> Work instructions
Locate "What does this" in the listing below, then output the line holding it and every line after it, exactly and with nothing else.

> Stored records

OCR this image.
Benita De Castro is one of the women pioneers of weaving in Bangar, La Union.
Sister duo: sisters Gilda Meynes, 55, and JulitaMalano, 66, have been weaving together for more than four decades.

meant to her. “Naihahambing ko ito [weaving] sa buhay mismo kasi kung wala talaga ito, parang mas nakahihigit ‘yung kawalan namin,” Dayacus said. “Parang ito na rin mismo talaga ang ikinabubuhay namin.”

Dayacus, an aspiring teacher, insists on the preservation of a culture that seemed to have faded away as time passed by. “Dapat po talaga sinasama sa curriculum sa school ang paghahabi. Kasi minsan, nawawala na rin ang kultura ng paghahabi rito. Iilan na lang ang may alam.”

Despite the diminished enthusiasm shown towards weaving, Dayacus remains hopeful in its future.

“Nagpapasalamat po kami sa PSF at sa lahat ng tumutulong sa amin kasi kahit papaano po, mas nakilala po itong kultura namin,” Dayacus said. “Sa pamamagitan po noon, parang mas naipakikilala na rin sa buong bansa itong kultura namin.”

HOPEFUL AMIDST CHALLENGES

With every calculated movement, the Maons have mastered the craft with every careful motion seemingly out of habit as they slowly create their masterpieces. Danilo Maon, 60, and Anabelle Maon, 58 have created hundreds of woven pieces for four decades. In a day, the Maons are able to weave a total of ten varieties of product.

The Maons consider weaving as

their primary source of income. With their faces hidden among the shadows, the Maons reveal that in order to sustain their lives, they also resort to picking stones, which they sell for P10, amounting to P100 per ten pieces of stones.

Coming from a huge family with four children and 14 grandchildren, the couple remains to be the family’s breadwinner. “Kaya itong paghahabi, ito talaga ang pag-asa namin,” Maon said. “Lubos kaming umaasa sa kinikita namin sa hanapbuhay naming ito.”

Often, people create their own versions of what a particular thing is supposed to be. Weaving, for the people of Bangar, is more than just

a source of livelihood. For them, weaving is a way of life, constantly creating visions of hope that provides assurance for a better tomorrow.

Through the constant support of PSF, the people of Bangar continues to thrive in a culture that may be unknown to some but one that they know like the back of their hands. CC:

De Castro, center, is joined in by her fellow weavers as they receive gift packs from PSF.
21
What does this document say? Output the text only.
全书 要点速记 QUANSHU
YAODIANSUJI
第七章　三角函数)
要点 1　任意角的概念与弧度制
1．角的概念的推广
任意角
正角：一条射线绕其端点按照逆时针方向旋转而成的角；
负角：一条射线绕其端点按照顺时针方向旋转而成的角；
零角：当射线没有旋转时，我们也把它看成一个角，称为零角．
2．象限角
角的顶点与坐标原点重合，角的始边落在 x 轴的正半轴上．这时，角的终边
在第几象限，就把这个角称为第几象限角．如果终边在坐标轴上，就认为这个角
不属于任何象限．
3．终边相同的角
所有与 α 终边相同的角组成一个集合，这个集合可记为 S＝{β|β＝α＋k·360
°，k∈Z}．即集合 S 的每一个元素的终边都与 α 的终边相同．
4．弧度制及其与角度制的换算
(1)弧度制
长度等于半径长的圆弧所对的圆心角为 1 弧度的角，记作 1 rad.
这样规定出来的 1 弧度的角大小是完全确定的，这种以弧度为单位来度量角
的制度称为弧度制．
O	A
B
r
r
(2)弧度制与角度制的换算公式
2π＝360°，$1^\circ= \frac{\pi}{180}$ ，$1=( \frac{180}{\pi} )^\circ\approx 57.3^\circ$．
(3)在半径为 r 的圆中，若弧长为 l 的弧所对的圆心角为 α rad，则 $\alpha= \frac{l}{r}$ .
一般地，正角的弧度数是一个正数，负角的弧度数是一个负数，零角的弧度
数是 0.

> Response to this exercise
What does this document say? Output the text only.
全书 要点速记 QUANSHU
YAODIANSUJI
第七章　三角函数)
要点 1　任意角的概念与弧度制
1．角的概念的推广
任意角
正角：一条射线绕其端点按照逆时针方向旋转而成的角；
负角：一条射线绕其端点按照顺时针方向旋转而成的角；
零角：当射线没有旋转时，我们也把它看成一个角，称为零角．
2．象限角
角的顶点与坐标原点重合，角的始边落在 x 轴的正半轴上．这时，角的终边
在第几象限，就把这个角称为第几象限角．如果终边在坐标轴上，就认为这个角
不属于任何象限．
3．终边相同的角
所有与 α 终边相同的角组成一个集合，这个集合可记为 S＝{β|β＝α＋k·360
°，k∈Z}．即集合 S 的每一个元素的终边都与 α 的终边相同．
4．弧度制及其与角度制的换算
(1)弧度制
长度等于半径长的圆弧所对的圆心角为 1 弧度的角，记作 1 rad.
这样规定出来的 1 弧度的角大小是完全确定的，这种以弧度为单位来度量角
的制度称为弧度制．
O	A
B
r
r
(2)弧度制与角度制的换算公式
2π＝360°，$1^\circ= \frac{\pi}{180}$ ，$1=( \frac{180}{\pi} )^\circ\approx 57.3^\circ$．
(3)在半径为 r 的圆中，若弧长为 l 的弧所对的圆心角为 α rad，则 $\alpha= \frac{l}{r}$ .
一般地，正角的弧度数是一个正数，负角的弧度数是一个负数，零角的弧度
数是 0.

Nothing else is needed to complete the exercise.